__What you are asked to do__. Check each line of the data below for the word "Pour", then extract the ones that have it.

──────── Data rows

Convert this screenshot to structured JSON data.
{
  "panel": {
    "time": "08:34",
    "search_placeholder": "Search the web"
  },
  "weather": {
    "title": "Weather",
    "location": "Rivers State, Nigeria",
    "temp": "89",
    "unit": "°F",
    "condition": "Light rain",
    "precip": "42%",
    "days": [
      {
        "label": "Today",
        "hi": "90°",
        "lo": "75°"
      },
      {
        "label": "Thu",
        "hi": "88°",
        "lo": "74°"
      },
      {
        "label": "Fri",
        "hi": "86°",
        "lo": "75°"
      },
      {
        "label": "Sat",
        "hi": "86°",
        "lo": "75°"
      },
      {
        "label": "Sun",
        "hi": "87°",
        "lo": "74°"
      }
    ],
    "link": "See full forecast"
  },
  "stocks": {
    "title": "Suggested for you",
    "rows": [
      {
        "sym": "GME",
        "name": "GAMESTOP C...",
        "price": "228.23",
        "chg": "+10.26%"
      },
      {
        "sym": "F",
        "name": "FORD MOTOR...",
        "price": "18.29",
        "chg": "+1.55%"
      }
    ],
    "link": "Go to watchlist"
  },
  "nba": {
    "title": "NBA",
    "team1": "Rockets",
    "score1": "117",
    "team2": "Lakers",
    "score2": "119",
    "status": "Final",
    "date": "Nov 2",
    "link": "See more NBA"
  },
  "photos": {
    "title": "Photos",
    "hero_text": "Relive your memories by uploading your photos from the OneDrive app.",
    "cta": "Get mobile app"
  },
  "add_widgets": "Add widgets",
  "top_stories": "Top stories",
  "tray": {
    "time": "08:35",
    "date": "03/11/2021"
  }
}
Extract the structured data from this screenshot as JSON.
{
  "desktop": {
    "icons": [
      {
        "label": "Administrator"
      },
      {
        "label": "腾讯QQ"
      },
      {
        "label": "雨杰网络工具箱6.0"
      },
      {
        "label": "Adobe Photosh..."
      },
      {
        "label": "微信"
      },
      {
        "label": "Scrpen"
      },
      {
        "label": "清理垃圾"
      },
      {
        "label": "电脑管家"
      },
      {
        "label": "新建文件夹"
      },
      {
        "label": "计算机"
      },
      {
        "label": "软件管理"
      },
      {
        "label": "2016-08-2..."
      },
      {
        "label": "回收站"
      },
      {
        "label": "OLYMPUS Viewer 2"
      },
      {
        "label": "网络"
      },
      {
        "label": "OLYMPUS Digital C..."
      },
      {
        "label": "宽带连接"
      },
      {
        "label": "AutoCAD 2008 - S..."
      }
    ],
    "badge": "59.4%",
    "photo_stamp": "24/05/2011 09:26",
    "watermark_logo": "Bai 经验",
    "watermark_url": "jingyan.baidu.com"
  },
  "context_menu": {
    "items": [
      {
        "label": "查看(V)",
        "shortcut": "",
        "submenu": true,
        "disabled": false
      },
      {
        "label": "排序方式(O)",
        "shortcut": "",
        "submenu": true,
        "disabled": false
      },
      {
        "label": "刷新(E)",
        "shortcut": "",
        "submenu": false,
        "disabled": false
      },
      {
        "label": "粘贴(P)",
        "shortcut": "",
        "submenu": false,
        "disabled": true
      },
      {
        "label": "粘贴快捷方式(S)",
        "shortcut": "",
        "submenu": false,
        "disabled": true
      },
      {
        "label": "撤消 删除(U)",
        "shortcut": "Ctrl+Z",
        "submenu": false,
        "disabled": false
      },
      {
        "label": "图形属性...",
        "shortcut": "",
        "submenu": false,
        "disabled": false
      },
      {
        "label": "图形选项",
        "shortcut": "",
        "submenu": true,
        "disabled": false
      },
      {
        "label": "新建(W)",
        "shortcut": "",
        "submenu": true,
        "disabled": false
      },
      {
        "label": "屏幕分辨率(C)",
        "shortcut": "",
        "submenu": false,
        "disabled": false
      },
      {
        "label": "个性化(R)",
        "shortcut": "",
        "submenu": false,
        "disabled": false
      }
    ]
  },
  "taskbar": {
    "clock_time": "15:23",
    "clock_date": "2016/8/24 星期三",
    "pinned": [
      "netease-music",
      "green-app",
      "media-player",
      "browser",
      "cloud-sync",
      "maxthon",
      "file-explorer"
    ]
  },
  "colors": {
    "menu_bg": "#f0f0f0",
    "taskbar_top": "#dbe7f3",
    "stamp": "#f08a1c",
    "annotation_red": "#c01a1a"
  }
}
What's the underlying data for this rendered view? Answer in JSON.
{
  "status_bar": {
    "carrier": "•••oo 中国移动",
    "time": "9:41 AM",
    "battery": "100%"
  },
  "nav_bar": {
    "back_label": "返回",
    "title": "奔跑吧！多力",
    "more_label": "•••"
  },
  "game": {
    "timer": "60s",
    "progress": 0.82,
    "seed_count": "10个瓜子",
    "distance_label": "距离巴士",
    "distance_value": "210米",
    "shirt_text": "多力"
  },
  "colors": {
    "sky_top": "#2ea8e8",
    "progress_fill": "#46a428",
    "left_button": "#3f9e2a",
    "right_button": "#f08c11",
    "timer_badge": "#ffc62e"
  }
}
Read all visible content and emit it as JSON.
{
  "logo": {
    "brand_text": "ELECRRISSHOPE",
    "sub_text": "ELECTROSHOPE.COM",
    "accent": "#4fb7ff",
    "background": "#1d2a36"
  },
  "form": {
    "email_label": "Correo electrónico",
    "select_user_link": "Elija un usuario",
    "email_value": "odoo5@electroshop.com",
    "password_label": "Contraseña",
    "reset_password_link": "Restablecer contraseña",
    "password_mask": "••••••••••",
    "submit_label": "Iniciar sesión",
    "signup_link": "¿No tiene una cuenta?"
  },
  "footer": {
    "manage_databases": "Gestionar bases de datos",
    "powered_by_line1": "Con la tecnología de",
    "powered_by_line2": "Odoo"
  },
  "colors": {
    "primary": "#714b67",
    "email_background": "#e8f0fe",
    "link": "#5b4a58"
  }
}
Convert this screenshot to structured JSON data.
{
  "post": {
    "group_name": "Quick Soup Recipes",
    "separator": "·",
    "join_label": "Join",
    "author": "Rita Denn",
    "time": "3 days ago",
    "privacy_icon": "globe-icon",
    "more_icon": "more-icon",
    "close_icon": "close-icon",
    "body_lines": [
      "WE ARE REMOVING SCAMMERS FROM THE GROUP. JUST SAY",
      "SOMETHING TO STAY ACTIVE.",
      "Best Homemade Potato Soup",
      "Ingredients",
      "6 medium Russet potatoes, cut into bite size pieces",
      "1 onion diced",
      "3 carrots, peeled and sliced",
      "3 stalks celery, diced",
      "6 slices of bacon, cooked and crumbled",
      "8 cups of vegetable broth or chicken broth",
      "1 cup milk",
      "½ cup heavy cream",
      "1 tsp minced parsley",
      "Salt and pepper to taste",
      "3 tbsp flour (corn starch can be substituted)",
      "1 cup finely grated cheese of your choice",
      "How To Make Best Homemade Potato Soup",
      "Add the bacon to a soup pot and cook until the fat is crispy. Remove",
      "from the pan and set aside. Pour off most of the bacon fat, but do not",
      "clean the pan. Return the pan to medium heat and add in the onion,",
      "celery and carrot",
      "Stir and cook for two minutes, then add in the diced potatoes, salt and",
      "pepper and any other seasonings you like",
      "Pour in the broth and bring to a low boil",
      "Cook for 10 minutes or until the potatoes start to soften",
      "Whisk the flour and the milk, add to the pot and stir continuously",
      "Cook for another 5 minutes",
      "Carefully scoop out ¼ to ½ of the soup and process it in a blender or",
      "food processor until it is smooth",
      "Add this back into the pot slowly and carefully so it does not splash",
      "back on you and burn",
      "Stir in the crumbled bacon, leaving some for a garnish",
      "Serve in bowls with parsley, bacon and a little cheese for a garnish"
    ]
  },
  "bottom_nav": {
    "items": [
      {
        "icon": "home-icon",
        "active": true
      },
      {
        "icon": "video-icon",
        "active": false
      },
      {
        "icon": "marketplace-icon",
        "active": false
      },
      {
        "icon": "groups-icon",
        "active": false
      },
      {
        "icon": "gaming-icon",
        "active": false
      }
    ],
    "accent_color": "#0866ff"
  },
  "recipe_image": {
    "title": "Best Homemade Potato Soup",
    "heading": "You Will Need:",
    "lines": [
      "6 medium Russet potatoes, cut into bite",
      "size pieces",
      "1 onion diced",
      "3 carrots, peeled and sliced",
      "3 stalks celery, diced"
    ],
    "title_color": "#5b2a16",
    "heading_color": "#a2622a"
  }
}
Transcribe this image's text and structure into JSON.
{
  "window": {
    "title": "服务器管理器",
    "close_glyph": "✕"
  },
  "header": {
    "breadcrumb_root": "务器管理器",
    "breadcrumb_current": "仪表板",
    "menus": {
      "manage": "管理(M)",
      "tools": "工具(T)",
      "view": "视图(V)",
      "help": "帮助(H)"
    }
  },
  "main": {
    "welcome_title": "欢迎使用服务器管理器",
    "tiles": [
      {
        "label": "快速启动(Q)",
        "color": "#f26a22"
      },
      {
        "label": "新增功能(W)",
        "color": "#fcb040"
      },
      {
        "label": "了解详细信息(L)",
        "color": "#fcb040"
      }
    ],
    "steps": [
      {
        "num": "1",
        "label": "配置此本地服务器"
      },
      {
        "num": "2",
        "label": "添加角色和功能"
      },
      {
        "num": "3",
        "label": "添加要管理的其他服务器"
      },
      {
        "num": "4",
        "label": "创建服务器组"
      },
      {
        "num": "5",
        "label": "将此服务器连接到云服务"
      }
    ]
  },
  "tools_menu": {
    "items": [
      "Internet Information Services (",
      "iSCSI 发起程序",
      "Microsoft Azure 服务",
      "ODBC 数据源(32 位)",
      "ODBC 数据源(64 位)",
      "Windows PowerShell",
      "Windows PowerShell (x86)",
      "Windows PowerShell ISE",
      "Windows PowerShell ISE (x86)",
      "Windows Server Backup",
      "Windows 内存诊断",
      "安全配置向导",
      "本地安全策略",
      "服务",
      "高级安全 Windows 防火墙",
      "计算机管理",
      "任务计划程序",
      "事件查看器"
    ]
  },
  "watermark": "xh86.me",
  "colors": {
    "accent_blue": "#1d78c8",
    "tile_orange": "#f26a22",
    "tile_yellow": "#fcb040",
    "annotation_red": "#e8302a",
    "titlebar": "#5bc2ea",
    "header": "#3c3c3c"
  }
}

────────────────

__Complete output__.
      "from the pan and set aside. Pour off most of the bacon fat, but do not",
      "Pour in the broth and bring to a low boil",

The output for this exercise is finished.